MATERIAL SHOWN
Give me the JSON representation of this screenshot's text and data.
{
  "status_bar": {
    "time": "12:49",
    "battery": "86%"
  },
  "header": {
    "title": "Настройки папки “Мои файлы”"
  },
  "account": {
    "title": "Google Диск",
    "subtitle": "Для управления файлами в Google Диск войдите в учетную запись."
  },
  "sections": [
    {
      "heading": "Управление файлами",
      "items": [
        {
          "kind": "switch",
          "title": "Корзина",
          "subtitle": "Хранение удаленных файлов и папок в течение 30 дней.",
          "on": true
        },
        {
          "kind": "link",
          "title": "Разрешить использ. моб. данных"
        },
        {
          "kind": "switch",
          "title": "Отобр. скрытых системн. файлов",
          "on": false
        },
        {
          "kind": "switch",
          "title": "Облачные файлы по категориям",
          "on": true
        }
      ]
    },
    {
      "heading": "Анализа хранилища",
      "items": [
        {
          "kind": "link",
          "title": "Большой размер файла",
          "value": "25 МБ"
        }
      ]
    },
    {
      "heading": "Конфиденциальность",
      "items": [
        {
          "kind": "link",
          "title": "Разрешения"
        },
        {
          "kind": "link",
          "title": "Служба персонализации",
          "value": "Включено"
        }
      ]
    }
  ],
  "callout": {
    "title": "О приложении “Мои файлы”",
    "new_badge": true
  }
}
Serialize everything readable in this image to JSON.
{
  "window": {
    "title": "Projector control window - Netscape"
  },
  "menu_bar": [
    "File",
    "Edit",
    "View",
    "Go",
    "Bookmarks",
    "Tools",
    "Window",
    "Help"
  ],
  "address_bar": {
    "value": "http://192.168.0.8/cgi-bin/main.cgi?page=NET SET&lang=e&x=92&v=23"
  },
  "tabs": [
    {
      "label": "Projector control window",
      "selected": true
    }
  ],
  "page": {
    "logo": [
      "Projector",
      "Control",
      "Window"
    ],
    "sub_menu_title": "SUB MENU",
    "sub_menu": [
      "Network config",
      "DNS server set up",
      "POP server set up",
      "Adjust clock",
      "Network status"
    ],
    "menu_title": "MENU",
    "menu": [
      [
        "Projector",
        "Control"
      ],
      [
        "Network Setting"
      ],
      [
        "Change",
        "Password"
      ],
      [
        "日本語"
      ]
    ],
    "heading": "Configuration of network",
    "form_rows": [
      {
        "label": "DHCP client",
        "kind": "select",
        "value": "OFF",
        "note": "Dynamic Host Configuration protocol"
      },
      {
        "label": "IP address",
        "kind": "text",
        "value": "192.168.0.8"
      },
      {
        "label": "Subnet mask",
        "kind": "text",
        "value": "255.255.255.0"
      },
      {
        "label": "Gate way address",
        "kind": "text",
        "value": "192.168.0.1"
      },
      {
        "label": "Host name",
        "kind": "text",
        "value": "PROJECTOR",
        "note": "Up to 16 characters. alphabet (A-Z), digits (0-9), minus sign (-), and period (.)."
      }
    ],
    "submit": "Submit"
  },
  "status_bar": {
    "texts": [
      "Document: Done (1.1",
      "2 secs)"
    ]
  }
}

EXERCISE DIRECTIONS
Reproduce the complete set of lines precisely as supplied.

REPLY TO THE EXERCISE
Give me the JSON representation of this screenshot's text and data.
{
  "status_bar": {
    "time": "12:49",
    "battery": "86%"
  },
  "header": {
    "title": "Настройки папки “Мои файлы”"
  },
  "account": {
    "title": "Google Диск",
    "subtitle": "Для управления файлами в Google Диск войдите в учетную запись."
  },
  "sections": [
    {
      "heading": "Управление файлами",
      "items": [
        {
          "kind": "switch",
          "title": "Корзина",
          "subtitle": "Хранение удаленных файлов и папок в течение 30 дней.",
          "on": true
        },
        {
          "kind": "link",
          "title": "Разрешить использ. моб. данных"
        },
        {
          "kind": "switch",
          "title": "Отобр. скрытых системн. файлов",
          "on": false
        },
        {
          "kind": "switch",
          "title": "Облачные файлы по категориям",
          "on": true
        }
      ]
    },
    {
      "heading": "Анализа хранилища",
      "items": [
        {
          "kind": "link",
          "title": "Большой размер файла",
          "value": "25 МБ"
        }
      ]
    },
    {
      "heading": "Конфиденциальность",
      "items": [
        {
          "kind": "link",
          "title": "Разрешения"
        },
        {
          "kind": "link",
          "title": "Служба персонализации",
          "value": "Включено"
        }
      ]
    }
  ],
  "callout": {
    "title": "О приложении “Мои файлы”",
    "new_badge": true
  }
}
Serialize everything readable in this image to JSON.
{
  "window": {
    "title": "Projector control window - Netscape"
  },
  "menu_bar": [
    "File",
    "Edit",
    "View",
    "Go",
    "Bookmarks",
    "Tools",
    "Window",
    "Help"
  ],
  "address_bar": {
    "value": "http://192.168.0.8/cgi-bin/main.cgi?page=NET SET&lang=e&x=92&v=23"
  },
  "tabs": [
    {
      "label": "Projector control window",
      "selected": true
    }
  ],
  "page": {
    "logo": [
      "Projector",
      "Control",
      "Window"
    ],
    "sub_menu_title": "SUB MENU",
    "sub_menu": [
      "Network config",
      "DNS server set up",
      "POP server set up",
      "Adjust clock",
      "Network status"
    ],
    "menu_title": "MENU",
    "menu": [
      [
        "Projector",
        "Control"
      ],
      [
        "Network Setting"
      ],
      [
        "Change",
        "Password"
      ],
      [
        "日本語"
      ]
    ],
    "heading": "Configuration of network",
    "form_rows": [
      {
        "label": "DHCP client",
        "kind": "select",
        "value": "OFF",
        "note": "Dynamic Host Configuration protocol"
      },
      {
        "label": "IP address",
        "kind": "text",
        "value": "192.168.0.8"
      },
      {
        "label": "Subnet mask",
        "kind": "text",
        "value": "255.255.255.0"
      },
      {
        "label": "Gate way address",
        "kind": "text",
        "value": "192.168.0.1"
      },
      {
        "label": "Host name",
        "kind": "text",
        "value": "PROJECTOR",
        "note": "Up to 16 characters. alphabet (A-Z), digits (0-9), minus sign (-), and period (.)."
      }
    ],
    "submit": "Submit"
  },
  "status_bar": {
    "texts": [
      "Document: Done (1.1",
      "2 secs)"
    ]
  }
}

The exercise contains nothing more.